_ÜBUNGSAUFGABEN_.
A - Schreibe bitte aus dem Text zum Freihandel den Abschnitt ab, der mit den Worten „Auf längere theoretische“ beginnt und mit „des auswärtigen Handels.“ endet.
B - Wann und wo soll laut dem Text zum Freihandel das Abkommen über Handelserleichterungen verabschiedet werden?

_ANGEZEIGTER TEXT_.
Parallel dazu wird auf globaler Ebene ein Abkommen über Handelserleichterungen vorbereitet, das Ende 2013 auf der 9. Ministerkonferenz der Welt-handelsorganisation (WTO) verabschiedet werden soll. Dabei geht es um nicht-monetäre Maßnahmen, also um alles außer Zölle und Abgaben. Im Vordergrund steht der sogenannte Bürokratieabbau mit dem Ziel, die beim internationalen Handel anfallenden Kosten zu senken. Das ist eine Schlüsselforderung der Industrieländer im Interesse ihrer Konzerne. Viele arme Entwicklungsländer fürchten, mit einem multilateralen Vertrag Verpflichtungen z.B. zur Privatisierung von Infrastruktureinrichtungen und auch für die weitere Öffnung ihrer Agrarmärkte usw. einzugehen, die sie später nicht so einfach erfüllen könnten.
Zweitens: Generell ist die Ökonomenzunft gut beraten, von Zeit zu Zeit als ehern geltende Lehrsätze auf den Prüfstand zu stellen, die Annahmen mit den Gegebenheiten der Gegenwart und mit Herausforderungen der Zukunft abzugleichen. Das soll hier anhand des Ricardo’schen Freihandels-Theorems geschehen, das Generationen von Wirtschaftsstudentinnen und -studenten in der westlichen Welt wie ein Bibelsatz eingehämmert wurde und das bis heute als religiöse Wahrheit gilt. In meinem Außenhandelsstudium in der DDR hatte der Lehrsatz in den Fächern „Geschichte ökonomischer Lehrmeinungen“ und „Außenhandelstheorie“ ebenfalls seinen Platz, verbunden damit, was daran bereits von Karl Marx kritisch beurteilt worden war. So die Unterstellung, dass nur "Produkte gegen Produkte ausgetauscht werden" und es daher keine Überproduktion geben kann. Zudem hatte Marx auf die einseitige Bereicherung der „Mutterländer“ zulasten der abhängigen Länder bzw. Kolonien verwiesen.
Drittens: Ernst zu nehmen gilt es, dass sich mit zunehmender, durch die Freihandelslehre befeuerter internationaler Wirtschaftsverflechtung neue, von der profitgesteuerten Ökonomie ausgehende politische Konfliktherde entwickeln können.
Das gewählte Thema birgt also auch Aufklärungspotenzial, ja, Potenzial für die „ökonomische Alphabetisierung der Massen“, um eine Metapher des französischen Soziologen Pierre Bourdieu zu bemühen. Fragen des Handels sind, wie ich finde, bisher viel zu wenig Gegenstand politischer Bildung.
Auf längere theoretische Erörterungen wird an dieser Stelle verzichtet. Dazu gibt es umfangreiche Literatur. Das Hauptaugenmerk gilt dem aktuell-praktischen Umgang mit dem Freihandelsdogma, dem uneingelösten Wohlstandsversprechen für alle sowie dem Spannungsverhältnis zwischen einzel-wirtschaftlichem Nutzen und gesamtwirtschaftlichem Effekt des auswärtigen Handels.

_Box-Annotationsdaten_.
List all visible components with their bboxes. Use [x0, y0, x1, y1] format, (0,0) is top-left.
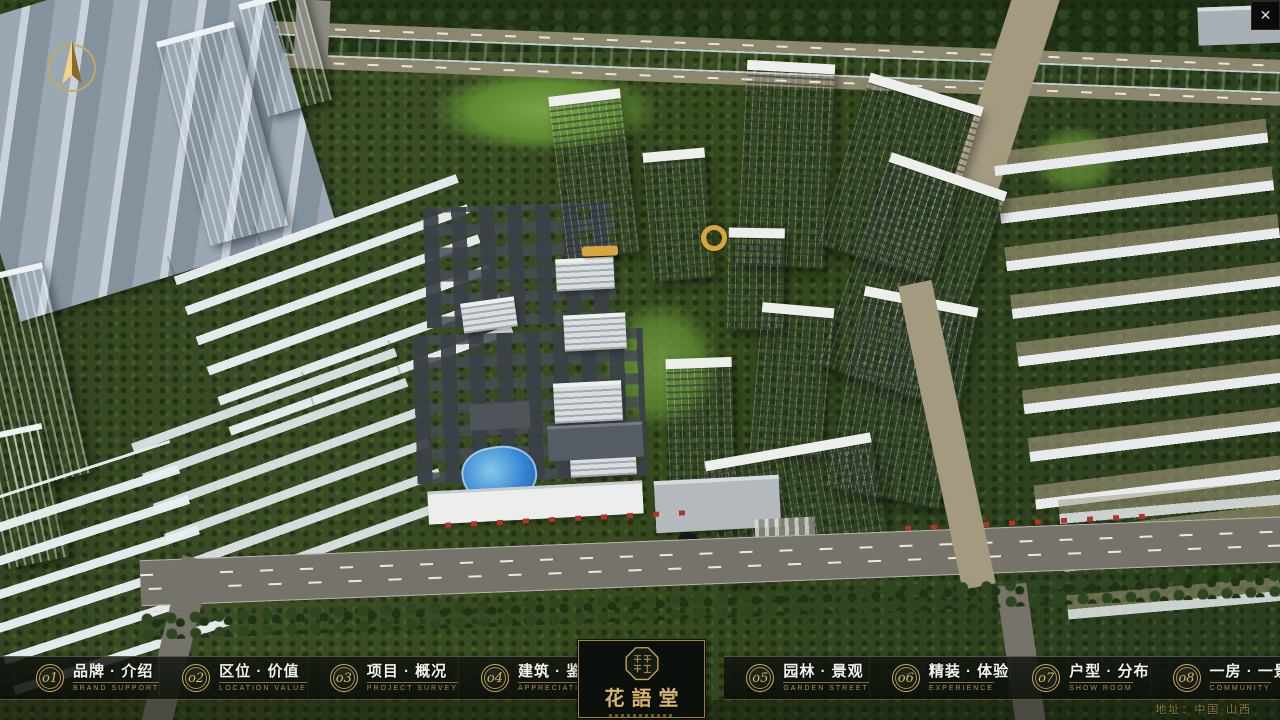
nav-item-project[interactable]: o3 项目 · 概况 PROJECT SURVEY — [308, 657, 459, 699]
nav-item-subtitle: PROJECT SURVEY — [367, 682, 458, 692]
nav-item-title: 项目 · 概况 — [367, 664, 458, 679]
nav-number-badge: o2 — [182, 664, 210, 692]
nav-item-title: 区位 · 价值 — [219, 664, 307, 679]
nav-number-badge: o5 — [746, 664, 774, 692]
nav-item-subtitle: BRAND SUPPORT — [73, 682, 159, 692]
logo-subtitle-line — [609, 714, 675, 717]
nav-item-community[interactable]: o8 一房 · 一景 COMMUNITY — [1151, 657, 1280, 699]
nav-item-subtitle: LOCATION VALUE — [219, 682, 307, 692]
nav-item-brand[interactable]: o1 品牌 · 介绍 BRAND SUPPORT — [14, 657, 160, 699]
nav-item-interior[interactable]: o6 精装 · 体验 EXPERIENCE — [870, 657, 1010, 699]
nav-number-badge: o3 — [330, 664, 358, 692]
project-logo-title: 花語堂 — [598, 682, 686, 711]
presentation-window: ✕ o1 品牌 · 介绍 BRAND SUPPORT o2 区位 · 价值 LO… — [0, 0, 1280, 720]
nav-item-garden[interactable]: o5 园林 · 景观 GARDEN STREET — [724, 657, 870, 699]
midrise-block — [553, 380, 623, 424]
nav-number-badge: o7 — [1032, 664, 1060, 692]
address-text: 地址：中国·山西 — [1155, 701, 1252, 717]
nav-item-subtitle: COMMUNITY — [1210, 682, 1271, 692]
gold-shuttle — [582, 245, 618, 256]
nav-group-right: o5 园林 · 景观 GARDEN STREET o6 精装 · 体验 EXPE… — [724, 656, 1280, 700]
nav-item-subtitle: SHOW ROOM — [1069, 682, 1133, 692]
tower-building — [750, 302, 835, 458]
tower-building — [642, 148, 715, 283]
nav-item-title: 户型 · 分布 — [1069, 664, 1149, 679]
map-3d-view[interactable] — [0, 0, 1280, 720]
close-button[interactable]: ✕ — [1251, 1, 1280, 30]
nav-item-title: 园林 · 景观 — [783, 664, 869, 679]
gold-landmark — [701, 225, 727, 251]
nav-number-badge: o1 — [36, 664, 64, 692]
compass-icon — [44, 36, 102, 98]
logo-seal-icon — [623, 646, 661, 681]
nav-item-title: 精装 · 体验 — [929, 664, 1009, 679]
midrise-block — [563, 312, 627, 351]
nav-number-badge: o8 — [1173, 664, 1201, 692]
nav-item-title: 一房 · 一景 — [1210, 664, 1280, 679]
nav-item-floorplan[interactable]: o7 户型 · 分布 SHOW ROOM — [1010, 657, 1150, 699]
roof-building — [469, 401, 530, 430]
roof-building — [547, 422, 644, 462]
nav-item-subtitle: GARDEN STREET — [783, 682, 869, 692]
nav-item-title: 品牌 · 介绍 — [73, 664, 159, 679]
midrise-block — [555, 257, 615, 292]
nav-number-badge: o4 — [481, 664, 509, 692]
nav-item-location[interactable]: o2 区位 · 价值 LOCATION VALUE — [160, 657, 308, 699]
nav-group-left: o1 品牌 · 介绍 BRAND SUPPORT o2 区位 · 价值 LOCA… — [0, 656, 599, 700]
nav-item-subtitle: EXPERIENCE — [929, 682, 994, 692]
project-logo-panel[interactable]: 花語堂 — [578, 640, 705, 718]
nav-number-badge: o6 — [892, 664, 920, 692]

_LÖSUNGEN ZUR ÜBUNG_.
A -
Auf längere theoretische Erörterungen wird an dieser Stelle verzichtet. Dazu gibt es umfangreiche Literatur. Das Hauptaugenmerk gilt dem aktuell-praktischen Umgang mit dem Freihandelsdogma, dem uneingelösten Wohlstandsversprechen für alle sowie dem Spannungsverhältnis zwischen einzel-wirtschaftlichem Nutzen und gesamtwirtschaftlichem Effekt des auswärtigen Handels.

B - Ende 2013 auf der 9. Ministerkonferenz der Welthandelsorganisation (WTO).